TO BE DONE:
Transcribe the records that follow, preserving every word.

Start of STORED ROWS

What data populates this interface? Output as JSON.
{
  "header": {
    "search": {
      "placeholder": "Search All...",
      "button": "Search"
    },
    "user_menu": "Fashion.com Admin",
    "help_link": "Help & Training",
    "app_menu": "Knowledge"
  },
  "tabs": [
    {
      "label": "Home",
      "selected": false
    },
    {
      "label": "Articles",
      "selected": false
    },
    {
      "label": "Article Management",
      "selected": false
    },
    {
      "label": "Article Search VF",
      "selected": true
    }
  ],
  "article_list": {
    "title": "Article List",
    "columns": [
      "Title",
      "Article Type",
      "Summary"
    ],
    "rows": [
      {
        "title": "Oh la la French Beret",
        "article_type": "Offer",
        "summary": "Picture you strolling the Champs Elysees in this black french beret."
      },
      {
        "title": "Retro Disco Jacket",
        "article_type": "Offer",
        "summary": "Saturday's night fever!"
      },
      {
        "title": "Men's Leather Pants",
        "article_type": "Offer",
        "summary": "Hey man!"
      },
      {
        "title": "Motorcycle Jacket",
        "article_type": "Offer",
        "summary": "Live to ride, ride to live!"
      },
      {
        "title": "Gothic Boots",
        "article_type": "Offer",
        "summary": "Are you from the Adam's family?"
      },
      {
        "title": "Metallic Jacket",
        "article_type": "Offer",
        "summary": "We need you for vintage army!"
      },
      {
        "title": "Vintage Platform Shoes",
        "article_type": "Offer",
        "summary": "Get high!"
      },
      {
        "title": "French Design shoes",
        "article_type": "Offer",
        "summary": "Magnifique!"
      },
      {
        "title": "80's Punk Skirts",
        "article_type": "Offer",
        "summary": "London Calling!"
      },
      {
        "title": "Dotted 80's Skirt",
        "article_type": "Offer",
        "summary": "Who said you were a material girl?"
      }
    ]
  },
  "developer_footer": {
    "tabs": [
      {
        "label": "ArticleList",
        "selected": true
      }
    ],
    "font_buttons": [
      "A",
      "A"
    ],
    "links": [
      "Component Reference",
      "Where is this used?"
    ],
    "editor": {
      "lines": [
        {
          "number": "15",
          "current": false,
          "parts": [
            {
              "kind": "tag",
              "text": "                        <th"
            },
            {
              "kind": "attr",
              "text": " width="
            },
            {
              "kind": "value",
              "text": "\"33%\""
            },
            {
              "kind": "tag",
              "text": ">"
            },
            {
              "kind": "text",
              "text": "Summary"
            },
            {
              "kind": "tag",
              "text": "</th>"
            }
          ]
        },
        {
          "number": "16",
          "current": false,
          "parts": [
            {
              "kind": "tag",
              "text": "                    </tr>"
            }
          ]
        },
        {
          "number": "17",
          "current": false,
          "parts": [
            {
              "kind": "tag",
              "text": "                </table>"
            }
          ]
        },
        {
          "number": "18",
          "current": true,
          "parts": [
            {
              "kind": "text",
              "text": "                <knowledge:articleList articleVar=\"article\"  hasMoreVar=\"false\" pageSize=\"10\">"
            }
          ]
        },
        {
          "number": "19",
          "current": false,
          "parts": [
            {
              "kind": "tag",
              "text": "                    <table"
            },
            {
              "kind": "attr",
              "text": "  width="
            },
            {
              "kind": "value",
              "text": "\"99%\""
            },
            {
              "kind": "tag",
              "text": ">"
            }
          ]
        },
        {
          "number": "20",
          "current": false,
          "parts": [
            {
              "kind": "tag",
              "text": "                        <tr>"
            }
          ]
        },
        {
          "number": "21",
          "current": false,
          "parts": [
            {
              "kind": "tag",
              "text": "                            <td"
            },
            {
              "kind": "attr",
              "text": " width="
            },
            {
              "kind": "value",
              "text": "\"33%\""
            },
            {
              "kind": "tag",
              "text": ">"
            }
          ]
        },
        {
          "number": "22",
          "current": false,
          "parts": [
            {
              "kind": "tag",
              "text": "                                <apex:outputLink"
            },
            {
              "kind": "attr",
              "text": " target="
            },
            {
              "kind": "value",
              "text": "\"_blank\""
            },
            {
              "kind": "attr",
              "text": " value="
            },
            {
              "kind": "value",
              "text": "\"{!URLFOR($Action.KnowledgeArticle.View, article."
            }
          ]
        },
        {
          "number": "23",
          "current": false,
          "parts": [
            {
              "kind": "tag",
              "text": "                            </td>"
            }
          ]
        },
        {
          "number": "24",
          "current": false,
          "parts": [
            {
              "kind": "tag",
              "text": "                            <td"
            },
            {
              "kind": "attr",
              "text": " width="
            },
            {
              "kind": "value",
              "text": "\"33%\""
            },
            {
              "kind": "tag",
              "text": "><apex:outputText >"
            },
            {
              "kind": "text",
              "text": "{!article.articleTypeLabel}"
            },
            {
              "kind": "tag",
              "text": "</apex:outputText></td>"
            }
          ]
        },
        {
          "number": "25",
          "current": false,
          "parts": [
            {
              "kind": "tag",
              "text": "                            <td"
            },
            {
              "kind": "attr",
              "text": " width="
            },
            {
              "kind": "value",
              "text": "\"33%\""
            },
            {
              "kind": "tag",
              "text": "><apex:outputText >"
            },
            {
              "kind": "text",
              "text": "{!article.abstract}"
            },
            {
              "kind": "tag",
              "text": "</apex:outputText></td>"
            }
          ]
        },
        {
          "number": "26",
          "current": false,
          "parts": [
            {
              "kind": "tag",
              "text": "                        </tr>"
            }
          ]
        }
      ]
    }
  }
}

End of STORED ROWS

TASK ANSWER:
What data populates this interface? Output as JSON.
{
  "header": {
    "search": {
      "placeholder": "Search All...",
      "button": "Search"
    },
    "user_menu": "Fashion.com Admin",
    "help_link": "Help & Training",
    "app_menu": "Knowledge"
  },
  "tabs": [
    {
      "label": "Home",
      "selected": false
    },
    {
      "label": "Articles",
      "selected": false
    },
    {
      "label": "Article Management",
      "selected": false
    },
    {
      "label": "Article Search VF",
      "selected": true
    }
  ],
  "article_list": {
    "title": "Article List",
    "columns": [
      "Title",
      "Article Type",
      "Summary"
    ],
    "rows": [
      {
        "title": "Oh la la French Beret",
        "article_type": "Offer",
        "summary": "Picture you strolling the Champs Elysees in this black french beret."
      },
      {
        "title": "Retro Disco Jacket",
        "article_type": "Offer",
        "summary": "Saturday's night fever!"
      },
      {
        "title": "Men's Leather Pants",
        "article_type": "Offer",
        "summary": "Hey man!"
      },
      {
        "title": "Motorcycle Jacket",
        "article_type": "Offer",
        "summary": "Live to ride, ride to live!"
      },
      {
        "title": "Gothic Boots",
        "article_type": "Offer",
        "summary": "Are you from the Adam's family?"
      },
      {
        "title": "Metallic Jacket",
        "article_type": "Offer",
        "summary": "We need you for vintage army!"
      },
      {
        "title": "Vintage Platform Shoes",
        "article_type": "Offer",
        "summary": "Get high!"
      },
      {
        "title": "French Design shoes",
        "article_type": "Offer",
        "summary": "Magnifique!"
      },
      {
        "title": "80's Punk Skirts",
        "article_type": "Offer",
        "summary": "London Calling!"
      },
      {
        "title": "Dotted 80's Skirt",
        "article_type": "Offer",
        "summary": "Who said you were a material girl?"
      }
    ]
  },
  "developer_footer": {
    "tabs": [
      {
        "label": "ArticleList",
        "selected": true
      }
    ],
    "font_buttons": [
      "A",
      "A"
    ],
    "links": [
      "Component Reference",
      "Where is this used?"
    ],
    "editor": {
      "lines": [
        {
          "number": "15",
          "current": false,
          "parts": [
            {
              "kind": "tag",
              "text": "                        <th"
            },
            {
              "kind": "attr",
              "text": " width="
            },
            {
              "kind": "value",
              "text": "\"33%\""
            },
            {
              "kind": "tag",
              "text": ">"
            },
            {
              "kind": "text",
              "text": "Summary"
            },
            {
              "kind": "tag",
              "text": "</th>"
            }
          ]
        },
        {
          "number": "16",
          "current": false,
          "parts": [
            {
              "kind": "tag",
              "text": "                    </tr>"
            }
          ]
        },
        {
          "number": "17",
          "current": false,
          "parts": [
            {
              "kind": "tag",
              "text": "                </table>"
            }
          ]
        },
        {
          "number": "18",
          "current": true,
          "parts": [
            {
              "kind": "text",
              "text": "                <knowledge:articleList articleVar=\"article\"  hasMoreVar=\"false\" pageSize=\"10\">"
            }
          ]
        },
        {
          "number": "19",
          "current": false,
          "parts": [
            {
              "kind": "tag",
              "text": "                    <table"
            },
            {
              "kind": "attr",
              "text": "  width="
            },
            {
              "kind": "value",
              "text": "\"99%\""
            },
            {
              "kind": "tag",
              "text": ">"
            }
          ]
        },
        {
          "number": "20",
          "current": false,
          "parts": [
            {
              "kind": "tag",
              "text": "                        <tr>"
            }
          ]
        },
        {
          "number": "21",
          "current": false,
          "parts": [
            {
              "kind": "tag",
              "text": "                            <td"
            },
            {
              "kind": "attr",
              "text": " width="
            },
            {
              "kind": "value",
              "text": "\"33%\""
            },
            {
              "kind": "tag",
              "text": ">"
            }
          ]
        },
        {
          "number": "22",
          "current": false,
          "parts": [
            {
              "kind": "tag",
              "text": "                                <apex:outputLink"
            },
            {
              "kind": "attr",
              "text": " target="
            },
            {
              "kind": "value",
              "text": "\"_blank\""
            },
            {
              "kind": "attr",
              "text": " value="
            },
            {
              "kind": "value",
              "text": "\"{!URLFOR($Action.KnowledgeArticle.View, article."
            }
          ]
        },
        {
          "number": "23",
          "current": false,
          "parts": [
            {
              "kind": "tag",
              "text": "                            </td>"
            }
          ]
        },
        {
          "number": "24",
          "current": false,
          "parts": [
            {
              "kind": "tag",
              "text": "                            <td"
            },
            {
              "kind": "attr",
              "text": " width="
            },
            {
              "kind": "value",
              "text": "\"33%\""
            },
            {
              "kind": "tag",
              "text": "><apex:outputText >"
            },
            {
              "kind": "text",
              "text": "{!article.articleTypeLabel}"
            },
            {
              "kind": "tag",
              "text": "</apex:outputText></td>"
            }
          ]
        },
        {
          "number": "25",
          "current": false,
          "parts": [
            {
              "kind": "tag",
              "text": "                            <td"
            },
            {
              "kind": "attr",
              "text": " width="
            },
            {
              "kind": "value",
              "text": "\"33%\""
            },
            {
              "kind": "tag",
              "text": "><apex:outputText >"
            },
            {
              "kind": "text",
              "text": "{!article.abstract}"
            },
            {
              "kind": "tag",
              "text": "</apex:outputText></td>"
            }
          ]
        },
        {
          "number": "26",
          "current": false,
          "parts": [
            {
              "kind": "tag",
              "text": "                        </tr>"
            }
          ]
        }
      ]
    }
  }
}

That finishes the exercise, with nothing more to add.